• [Data to examine]:
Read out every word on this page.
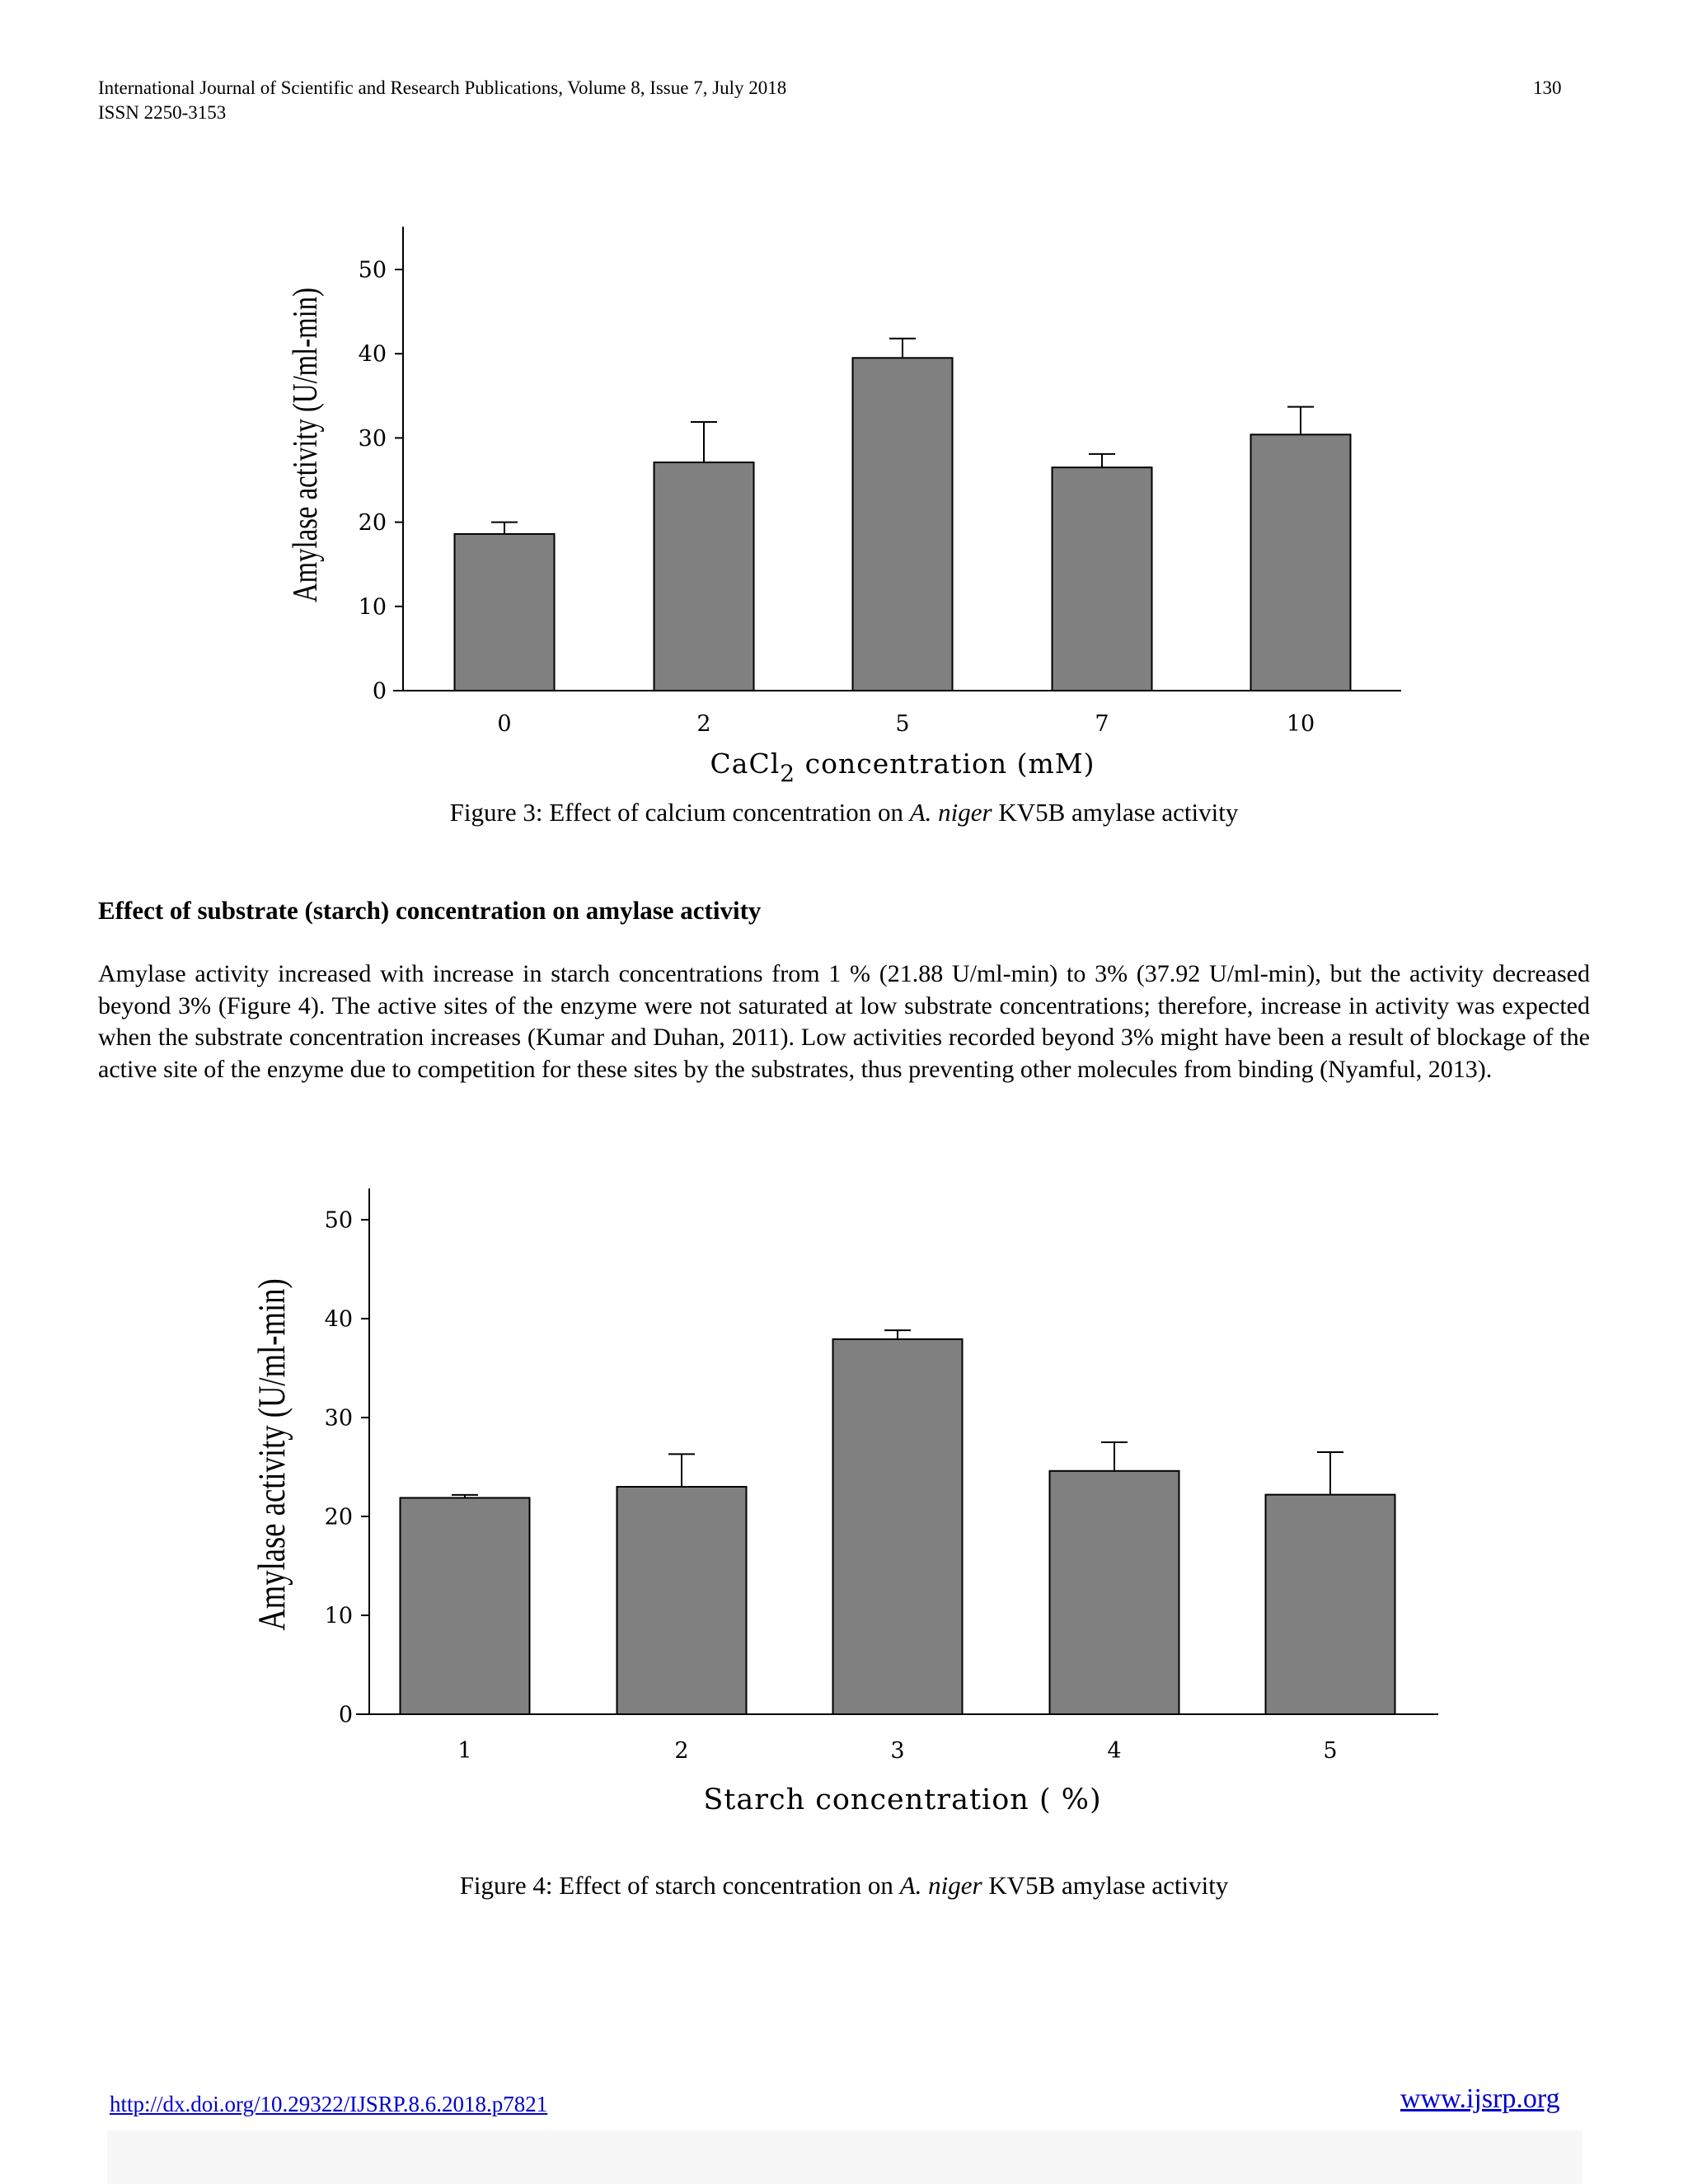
International Journal of Scientific and Research Publications, Volume 8, Issue 7, July 2018
ISSN 2250-3153
130
0	2	5	7	10
0
10
20
30
40
50
Amylase activity (U/ml-min)
CaCl$_2$ concentration (mM)
Figure 3: Effect of calcium concentration on A. niger KV5B amylase activity
Effect of substrate (starch) concentration on amylase activity
Amylase activity increased with increase in starch concentrations from 1 % (21.88 U/ml-min) to 3% (37.92 U/ml-min), but the activity decreased beyond 3% (Figure 4). The active sites of the enzyme were not saturated at low substrate concentrations; therefore, increase in activity was expected when the substrate concentration increases (Kumar and Duhan, 2011). Low activities recorded beyond 3% might have been a result of blockage of the active site of the enzyme due to competition for these sites by the substrates, thus preventing other molecules from binding (Nyamful, 2013).
1	2	3	4	5
0
10
20
30
40
50
Amylase activity (U/ml-min)
Starch concentration ( %)
Figure 4: Effect of starch concentration on A. niger KV5B amylase activity
http://dx.doi.org/10.29322/IJSRP.8.6.2018.p7821	www.ijsrp.org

• [Exercise instructions]:
Only the count is wanted. Count the lines of the data above that include the string "niger".

• [Solved exercise]:
2